Goal>
Locate each line of the material that contains "source", then return it.

%%

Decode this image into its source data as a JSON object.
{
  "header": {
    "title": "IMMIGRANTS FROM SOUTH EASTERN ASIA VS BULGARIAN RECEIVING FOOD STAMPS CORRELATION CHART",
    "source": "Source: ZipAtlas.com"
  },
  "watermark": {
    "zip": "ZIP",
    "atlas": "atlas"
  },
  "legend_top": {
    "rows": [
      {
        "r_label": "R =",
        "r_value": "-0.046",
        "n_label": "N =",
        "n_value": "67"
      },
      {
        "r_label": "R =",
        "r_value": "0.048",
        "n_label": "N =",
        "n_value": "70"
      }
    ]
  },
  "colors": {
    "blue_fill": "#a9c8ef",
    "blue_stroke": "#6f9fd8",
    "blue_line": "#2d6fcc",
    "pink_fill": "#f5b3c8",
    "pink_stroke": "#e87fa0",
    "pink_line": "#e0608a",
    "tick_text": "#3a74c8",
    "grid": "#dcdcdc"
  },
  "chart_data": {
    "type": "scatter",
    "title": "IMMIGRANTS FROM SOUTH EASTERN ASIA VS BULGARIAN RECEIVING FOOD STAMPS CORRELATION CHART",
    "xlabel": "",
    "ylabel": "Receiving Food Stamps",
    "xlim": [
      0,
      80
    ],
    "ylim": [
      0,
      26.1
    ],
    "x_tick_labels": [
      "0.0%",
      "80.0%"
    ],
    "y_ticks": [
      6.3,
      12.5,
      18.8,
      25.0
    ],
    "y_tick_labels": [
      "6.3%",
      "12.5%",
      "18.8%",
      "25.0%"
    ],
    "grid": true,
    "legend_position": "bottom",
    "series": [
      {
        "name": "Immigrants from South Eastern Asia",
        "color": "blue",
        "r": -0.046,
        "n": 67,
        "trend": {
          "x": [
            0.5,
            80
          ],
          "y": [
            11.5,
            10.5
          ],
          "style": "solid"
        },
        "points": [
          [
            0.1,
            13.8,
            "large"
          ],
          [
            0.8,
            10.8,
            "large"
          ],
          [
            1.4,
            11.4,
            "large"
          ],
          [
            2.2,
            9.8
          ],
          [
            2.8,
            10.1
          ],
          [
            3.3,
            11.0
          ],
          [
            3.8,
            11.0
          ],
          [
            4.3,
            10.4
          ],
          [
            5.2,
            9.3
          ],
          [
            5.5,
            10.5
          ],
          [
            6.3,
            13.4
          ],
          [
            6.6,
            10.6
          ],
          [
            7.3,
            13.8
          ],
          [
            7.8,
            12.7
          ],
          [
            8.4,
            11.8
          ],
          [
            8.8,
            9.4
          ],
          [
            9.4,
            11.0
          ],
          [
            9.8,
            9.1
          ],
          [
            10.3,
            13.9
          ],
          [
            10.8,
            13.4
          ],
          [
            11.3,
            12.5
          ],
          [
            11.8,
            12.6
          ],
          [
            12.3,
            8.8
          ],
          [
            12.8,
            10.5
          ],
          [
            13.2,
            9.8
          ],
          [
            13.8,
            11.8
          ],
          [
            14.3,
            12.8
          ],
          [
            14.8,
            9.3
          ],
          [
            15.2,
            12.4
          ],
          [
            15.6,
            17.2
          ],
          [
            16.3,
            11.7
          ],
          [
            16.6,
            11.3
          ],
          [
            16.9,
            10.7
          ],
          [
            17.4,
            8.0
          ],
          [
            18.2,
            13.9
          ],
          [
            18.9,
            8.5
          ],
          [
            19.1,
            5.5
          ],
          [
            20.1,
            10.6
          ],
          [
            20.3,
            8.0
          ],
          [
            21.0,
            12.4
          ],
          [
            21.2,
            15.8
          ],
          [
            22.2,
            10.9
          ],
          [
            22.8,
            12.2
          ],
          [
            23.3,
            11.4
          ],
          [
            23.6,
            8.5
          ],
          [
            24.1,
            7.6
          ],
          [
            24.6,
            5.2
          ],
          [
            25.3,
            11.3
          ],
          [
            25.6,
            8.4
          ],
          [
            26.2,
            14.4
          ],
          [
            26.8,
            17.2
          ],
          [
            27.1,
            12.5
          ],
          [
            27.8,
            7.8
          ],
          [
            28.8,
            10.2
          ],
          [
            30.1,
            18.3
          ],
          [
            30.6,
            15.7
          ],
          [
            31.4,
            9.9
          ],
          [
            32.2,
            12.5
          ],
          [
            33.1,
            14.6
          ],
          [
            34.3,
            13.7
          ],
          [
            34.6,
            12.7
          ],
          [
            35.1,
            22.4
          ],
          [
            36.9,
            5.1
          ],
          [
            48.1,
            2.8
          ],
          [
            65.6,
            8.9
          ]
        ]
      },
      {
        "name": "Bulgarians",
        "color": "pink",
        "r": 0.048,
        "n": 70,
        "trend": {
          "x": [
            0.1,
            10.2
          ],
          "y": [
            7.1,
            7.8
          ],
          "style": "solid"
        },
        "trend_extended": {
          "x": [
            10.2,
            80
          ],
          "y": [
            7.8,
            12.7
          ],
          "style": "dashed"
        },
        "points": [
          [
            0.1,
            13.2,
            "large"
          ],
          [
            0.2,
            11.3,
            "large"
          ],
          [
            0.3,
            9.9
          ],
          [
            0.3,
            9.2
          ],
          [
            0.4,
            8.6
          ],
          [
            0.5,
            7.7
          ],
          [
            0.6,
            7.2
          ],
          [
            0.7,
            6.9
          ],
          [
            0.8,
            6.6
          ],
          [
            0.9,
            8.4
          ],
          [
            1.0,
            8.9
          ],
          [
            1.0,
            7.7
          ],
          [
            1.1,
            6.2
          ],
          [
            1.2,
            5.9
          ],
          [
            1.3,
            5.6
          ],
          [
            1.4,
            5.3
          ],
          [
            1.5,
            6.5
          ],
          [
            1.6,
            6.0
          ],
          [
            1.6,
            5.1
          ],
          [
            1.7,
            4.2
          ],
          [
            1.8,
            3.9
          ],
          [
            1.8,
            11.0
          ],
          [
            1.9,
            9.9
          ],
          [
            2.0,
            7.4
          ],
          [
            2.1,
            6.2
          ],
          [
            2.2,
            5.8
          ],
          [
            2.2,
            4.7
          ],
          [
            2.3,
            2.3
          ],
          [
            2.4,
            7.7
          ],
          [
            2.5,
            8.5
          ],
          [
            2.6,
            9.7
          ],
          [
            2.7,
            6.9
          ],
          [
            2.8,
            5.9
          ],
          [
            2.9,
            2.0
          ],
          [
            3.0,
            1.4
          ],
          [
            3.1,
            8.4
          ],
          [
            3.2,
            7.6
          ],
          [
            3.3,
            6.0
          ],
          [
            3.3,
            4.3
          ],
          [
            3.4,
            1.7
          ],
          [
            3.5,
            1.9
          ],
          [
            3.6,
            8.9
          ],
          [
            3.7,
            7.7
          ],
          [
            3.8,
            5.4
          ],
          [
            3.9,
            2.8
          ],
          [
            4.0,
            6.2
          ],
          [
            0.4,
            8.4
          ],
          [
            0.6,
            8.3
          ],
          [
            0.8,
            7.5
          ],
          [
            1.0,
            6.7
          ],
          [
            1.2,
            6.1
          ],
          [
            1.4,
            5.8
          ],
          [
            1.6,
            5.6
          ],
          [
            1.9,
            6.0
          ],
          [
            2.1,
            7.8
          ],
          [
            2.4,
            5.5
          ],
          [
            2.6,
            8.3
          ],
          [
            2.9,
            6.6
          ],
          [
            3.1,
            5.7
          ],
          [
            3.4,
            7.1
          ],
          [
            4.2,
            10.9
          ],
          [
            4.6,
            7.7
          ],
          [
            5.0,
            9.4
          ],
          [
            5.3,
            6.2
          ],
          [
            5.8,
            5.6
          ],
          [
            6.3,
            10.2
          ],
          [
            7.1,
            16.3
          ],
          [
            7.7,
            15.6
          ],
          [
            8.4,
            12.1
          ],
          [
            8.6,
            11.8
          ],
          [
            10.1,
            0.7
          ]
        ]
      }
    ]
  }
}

%%

Solution to this problem>
Decode this image into its source data as a JSON object.
    "source": "Source: ZipAtlas.com"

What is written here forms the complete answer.